Exercise details => Look through the data below. Show each line where the string "create" occurs.

Records from a data collection
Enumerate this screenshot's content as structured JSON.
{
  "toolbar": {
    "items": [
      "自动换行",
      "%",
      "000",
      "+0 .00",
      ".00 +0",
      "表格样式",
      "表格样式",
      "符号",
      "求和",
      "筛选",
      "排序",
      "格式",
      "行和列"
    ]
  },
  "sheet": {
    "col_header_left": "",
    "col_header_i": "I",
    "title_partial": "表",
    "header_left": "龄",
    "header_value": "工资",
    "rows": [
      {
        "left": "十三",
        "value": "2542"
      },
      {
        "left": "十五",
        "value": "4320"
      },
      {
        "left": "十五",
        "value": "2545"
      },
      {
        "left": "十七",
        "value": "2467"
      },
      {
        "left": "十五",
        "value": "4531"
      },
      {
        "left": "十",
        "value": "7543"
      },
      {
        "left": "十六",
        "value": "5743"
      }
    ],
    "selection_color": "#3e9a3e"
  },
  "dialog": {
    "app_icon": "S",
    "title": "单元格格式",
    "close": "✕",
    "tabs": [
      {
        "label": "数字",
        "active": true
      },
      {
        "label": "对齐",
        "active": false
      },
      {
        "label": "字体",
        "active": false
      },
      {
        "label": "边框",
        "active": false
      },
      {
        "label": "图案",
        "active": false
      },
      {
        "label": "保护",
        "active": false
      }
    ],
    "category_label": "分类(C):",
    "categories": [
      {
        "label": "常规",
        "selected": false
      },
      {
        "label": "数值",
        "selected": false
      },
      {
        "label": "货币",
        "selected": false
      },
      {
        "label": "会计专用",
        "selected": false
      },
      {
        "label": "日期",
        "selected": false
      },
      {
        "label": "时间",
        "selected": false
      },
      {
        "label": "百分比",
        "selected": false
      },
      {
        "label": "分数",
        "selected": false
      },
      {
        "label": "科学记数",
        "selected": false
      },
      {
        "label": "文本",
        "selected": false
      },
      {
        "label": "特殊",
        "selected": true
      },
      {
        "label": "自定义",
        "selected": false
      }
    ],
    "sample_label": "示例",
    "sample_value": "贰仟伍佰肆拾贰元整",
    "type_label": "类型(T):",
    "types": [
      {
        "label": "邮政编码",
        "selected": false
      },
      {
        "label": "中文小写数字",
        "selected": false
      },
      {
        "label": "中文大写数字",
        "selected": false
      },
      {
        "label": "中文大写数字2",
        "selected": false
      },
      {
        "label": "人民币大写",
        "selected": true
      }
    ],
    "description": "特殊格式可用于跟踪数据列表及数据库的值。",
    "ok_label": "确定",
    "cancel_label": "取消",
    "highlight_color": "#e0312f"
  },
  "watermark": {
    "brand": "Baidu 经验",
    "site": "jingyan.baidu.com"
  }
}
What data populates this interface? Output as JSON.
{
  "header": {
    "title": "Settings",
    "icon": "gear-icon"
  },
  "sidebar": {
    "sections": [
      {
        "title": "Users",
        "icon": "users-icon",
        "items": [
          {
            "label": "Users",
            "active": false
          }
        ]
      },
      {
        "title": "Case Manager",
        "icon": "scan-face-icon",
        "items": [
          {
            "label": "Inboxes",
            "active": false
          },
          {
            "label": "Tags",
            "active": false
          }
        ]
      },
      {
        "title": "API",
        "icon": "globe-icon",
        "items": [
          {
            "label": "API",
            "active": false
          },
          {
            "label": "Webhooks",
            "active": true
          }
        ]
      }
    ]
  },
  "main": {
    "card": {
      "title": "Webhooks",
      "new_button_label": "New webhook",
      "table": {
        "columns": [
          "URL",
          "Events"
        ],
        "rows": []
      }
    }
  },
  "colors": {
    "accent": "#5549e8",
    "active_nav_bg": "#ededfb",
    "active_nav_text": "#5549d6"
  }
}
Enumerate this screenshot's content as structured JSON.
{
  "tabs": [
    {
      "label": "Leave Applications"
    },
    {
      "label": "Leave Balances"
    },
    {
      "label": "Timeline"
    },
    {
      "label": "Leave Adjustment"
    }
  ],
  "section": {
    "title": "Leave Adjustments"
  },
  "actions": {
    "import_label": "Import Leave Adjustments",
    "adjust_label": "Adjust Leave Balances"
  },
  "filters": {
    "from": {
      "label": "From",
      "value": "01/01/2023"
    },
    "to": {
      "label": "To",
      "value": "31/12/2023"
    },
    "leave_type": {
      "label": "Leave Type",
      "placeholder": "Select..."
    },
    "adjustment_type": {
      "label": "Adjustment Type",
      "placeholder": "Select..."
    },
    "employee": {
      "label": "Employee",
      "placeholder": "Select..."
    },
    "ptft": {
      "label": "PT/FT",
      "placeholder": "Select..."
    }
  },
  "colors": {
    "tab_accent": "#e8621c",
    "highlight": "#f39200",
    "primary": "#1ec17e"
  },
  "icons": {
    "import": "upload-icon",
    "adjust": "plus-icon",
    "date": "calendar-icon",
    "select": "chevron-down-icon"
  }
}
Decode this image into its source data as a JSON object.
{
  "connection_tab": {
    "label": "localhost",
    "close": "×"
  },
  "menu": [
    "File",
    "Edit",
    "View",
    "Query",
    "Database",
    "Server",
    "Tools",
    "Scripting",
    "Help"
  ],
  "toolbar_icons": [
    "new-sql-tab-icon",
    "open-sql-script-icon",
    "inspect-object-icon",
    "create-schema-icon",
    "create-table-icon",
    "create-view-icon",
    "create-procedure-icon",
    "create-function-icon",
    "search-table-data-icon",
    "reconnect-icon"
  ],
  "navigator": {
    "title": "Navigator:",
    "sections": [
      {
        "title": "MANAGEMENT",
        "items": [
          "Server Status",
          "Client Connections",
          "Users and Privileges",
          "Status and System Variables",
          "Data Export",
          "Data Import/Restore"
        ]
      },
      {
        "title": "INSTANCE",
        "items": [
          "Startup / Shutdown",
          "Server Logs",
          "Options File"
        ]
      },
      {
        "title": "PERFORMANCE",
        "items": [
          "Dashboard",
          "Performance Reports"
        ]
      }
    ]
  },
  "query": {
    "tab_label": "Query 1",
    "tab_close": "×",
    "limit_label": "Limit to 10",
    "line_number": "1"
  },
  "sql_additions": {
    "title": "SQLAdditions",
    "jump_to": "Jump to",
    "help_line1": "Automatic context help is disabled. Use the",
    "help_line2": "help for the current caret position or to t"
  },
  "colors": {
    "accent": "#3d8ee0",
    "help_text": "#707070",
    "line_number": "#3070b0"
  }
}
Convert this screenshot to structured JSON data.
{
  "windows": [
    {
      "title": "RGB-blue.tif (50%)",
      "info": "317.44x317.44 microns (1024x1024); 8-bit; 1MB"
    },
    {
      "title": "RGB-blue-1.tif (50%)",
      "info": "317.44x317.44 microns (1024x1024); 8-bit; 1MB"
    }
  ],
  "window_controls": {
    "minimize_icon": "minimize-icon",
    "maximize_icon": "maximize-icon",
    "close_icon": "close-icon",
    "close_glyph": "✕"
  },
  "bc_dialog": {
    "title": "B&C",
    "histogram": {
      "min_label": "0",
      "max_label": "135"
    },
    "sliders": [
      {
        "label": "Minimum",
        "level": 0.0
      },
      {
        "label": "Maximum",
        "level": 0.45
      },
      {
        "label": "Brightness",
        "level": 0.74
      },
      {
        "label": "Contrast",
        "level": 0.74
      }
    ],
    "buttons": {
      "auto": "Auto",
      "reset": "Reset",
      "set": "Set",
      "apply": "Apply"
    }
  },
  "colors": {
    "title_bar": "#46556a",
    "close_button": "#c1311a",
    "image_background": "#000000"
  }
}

Exercise response =>
    "create-schema-icon",
    "create-table-icon",
    "create-view-icon",
    "create-procedure-icon",
    "create-function-icon",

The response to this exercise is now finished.